# WRITTEN PROBLEM
Tally the lines in the data below that contain the string "INFORMATION", matching case exactly, and reply with only that number.

# INPUT FOR THIS TASK
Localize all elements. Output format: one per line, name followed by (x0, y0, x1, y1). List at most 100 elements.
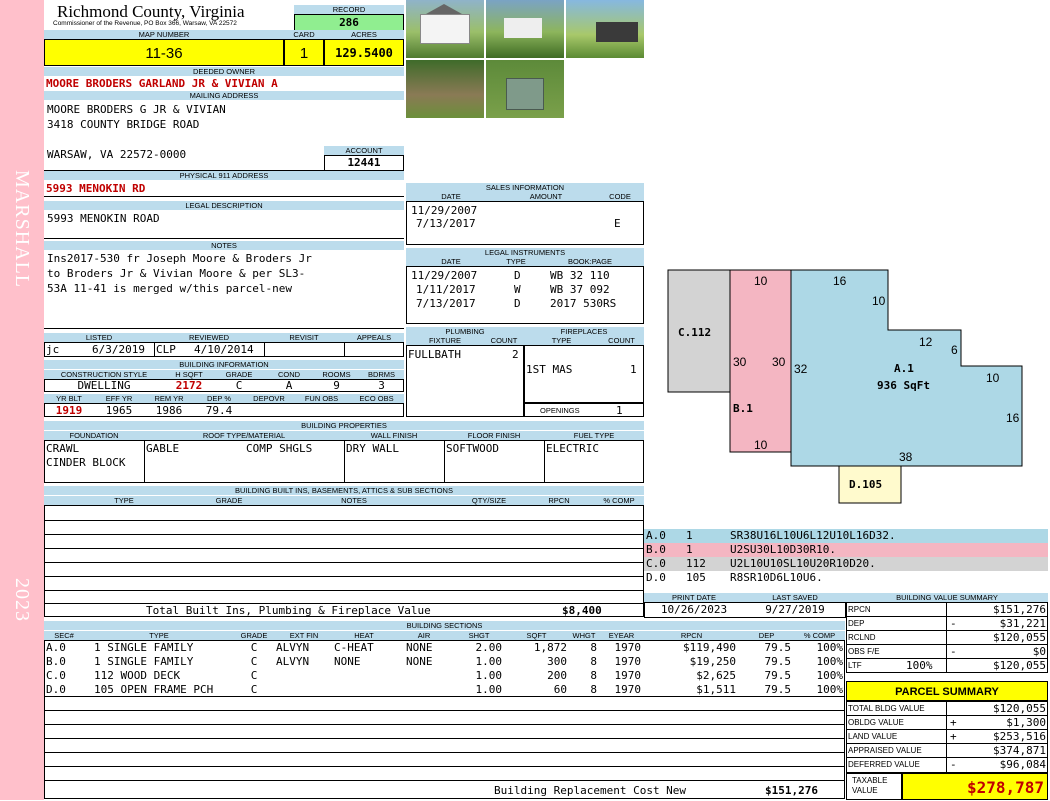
section-cell-eyear: 1970 (614, 669, 642, 682)
last-saved-label: LAST SAVED (744, 593, 846, 602)
bvs-rclnd-value: $120,055 (993, 631, 1046, 644)
floor-finish: SOFTWOOD (446, 442, 499, 455)
sales-info: SALES INFORMATION DATE AMOUNT CODE 11/29… (406, 183, 644, 245)
grade: C (235, 379, 243, 392)
section-cell-dep: 79.5 (764, 683, 792, 696)
fireplaces-label: FIREPLACES (524, 327, 644, 336)
section-cell-eyear: 1970 (614, 683, 642, 696)
col-fuel-type: FUEL TYPE (544, 431, 644, 440)
col-construction-style: CONSTRUCTION STYLE (44, 370, 164, 379)
print-date-label: PRINT DATE (644, 593, 744, 602)
bedrooms: 3 (378, 379, 385, 392)
dim-a-step4: 10 (986, 371, 1000, 385)
traverse-code: U2L10U10SL10U20R10D20. (730, 557, 876, 570)
section-cell-ext: ALVYN (276, 655, 310, 668)
traverse-sec: B.0 (646, 543, 666, 556)
bvs-rpcn-label: RPCN (848, 605, 871, 614)
deferred-sign: - (950, 758, 957, 771)
section-cell-dep: 79.5 (764, 669, 792, 682)
mailing-line1: MOORE BRODERS G JR & VIVIAN (47, 103, 226, 116)
building-value-summary: BUILDING VALUE SUMMARY RPCN $151,276 DEP… (846, 593, 1048, 673)
section-cell-sec: A.0 (46, 641, 66, 654)
plumbing-fixture: FULLBATH (408, 348, 461, 361)
fireplace-count: 1 (630, 363, 637, 376)
building-info-label: BUILDING INFORMATION (44, 360, 404, 369)
total-bldg-label: TOTAL BLDG VALUE (848, 704, 925, 713)
dim-b-right: 30 (772, 355, 786, 369)
heated-sqft: 2172 (175, 379, 203, 392)
builtins-col-rpcn: RPCN (524, 496, 594, 505)
foundation-1: CRAWL (46, 442, 80, 455)
col-funobs: FUN OBS (294, 394, 349, 403)
section-cell-sec: C.0 (46, 669, 66, 682)
section-cell-rpcn: $119,490 (683, 641, 736, 654)
map-number-value: 11-36 (44, 39, 284, 66)
section-cell-air: NONE (406, 641, 433, 654)
traverse-num: 112 (686, 557, 706, 570)
col-rooms: ROOMS (314, 370, 359, 379)
bvs-obs-label: OBS F/E (848, 647, 880, 656)
acres-value: 129.5400 (324, 39, 404, 66)
sales-col-amount: AMOUNT (496, 192, 596, 201)
plumbing-col-count: COUNT (484, 336, 524, 345)
col-bdrms: BDRMS (359, 370, 404, 379)
sketch-label-c: C.112 (678, 326, 711, 339)
section-cell-grade: C (250, 683, 258, 696)
appeals-label: APPEALS (344, 333, 404, 342)
dim-b-left: 30 (733, 355, 747, 369)
mailing-label: MAILING ADDRESS (44, 91, 404, 100)
county-title: Richmond County, Virginia (57, 2, 245, 21)
builtins-total-value: $8,400 (562, 604, 602, 617)
section-cell-sqft: 200 (547, 669, 567, 682)
bvs-label: BUILDING VALUE SUMMARY (846, 593, 1048, 602)
instruments-col-type: TYPE (496, 257, 536, 266)
card-label: CARD (284, 30, 324, 39)
section-cell-comp: 100% (816, 655, 844, 668)
wall-finish: DRY WALL (346, 442, 399, 455)
section-cell-grade: C (250, 655, 258, 668)
section-cell-sec: D.0 (46, 683, 66, 696)
sketch-label-b: B.1 (733, 402, 753, 415)
section-cell-shgt: 2.00 (475, 641, 503, 654)
col-hsqft: H SQFT (164, 370, 214, 379)
commissioner-line: Commissioner of the Revenue, PO Box 366,… (53, 20, 237, 27)
obldg-label: OBLDG VALUE (848, 718, 904, 727)
deferred-label: DEFERRED VALUE (848, 760, 920, 769)
builtins-col-comp: % COMP (594, 496, 644, 505)
photo-shed-1 (566, 0, 644, 58)
dim-a-left: 32 (794, 362, 808, 376)
obldg-sign: + (950, 716, 957, 729)
dim-a-top: 16 (833, 274, 847, 288)
section-cell-eyear: 1970 (614, 641, 642, 654)
sketch-label-a-area: 936 SqFt (877, 379, 930, 392)
section-cell-whgt: 8 (590, 655, 597, 668)
traverse-num: 105 (686, 571, 706, 584)
listed-by: jc (46, 343, 60, 356)
section-cell-shgt: 1.00 (475, 655, 503, 668)
col-dep: DEP % (194, 394, 244, 403)
depreciation: 79.4 (205, 404, 233, 417)
bvs-rpcn-value: $151,276 (993, 603, 1046, 616)
reviewed-date: 4/10/2014 (194, 343, 254, 356)
builtins-col-grade: GRADE (204, 496, 254, 505)
map-number-label: MAP NUMBER (44, 30, 284, 39)
section-cell-dep: 79.5 (764, 655, 792, 668)
traverse-list: A.0 1 SR38U16L10U6L12U10L16D32. B.0 1 U2… (644, 529, 1048, 587)
building-properties: BUILDING PROPERTIES FOUNDATION ROOF TYPE… (44, 421, 644, 483)
traverse-row-a: A.0 1 SR38U16L10U6L12U10L16D32. (644, 529, 1048, 543)
traverse-row-c: C.0 112 U2L10U10SL10U20R10D20. (644, 557, 1048, 571)
sales-col-code: CODE (596, 192, 644, 201)
section-cell-rpcn: $1,511 (696, 683, 736, 696)
sections-col-shgt: SHGT (454, 631, 504, 640)
dim-a-step3: 6 (951, 343, 958, 357)
record-block: RECORD 286 (294, 5, 404, 31)
sales-col-date: DATE (406, 192, 496, 201)
land-value-label: LAND VALUE (848, 732, 898, 741)
traverse-num: 1 (686, 529, 693, 542)
col-cond: COND (264, 370, 314, 379)
col-roof: ROOF TYPE/MATERIAL (144, 431, 344, 440)
section-cell-sec: B.0 (46, 655, 66, 668)
listed-row: LISTED REVIEWED REVISIT APPEALS jc 6/3/2… (44, 333, 404, 357)
deferred-value: $96,084 (999, 758, 1046, 771)
photo-house-2 (486, 0, 564, 58)
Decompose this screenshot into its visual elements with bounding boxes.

# RESPONSE TO THIS TASK
2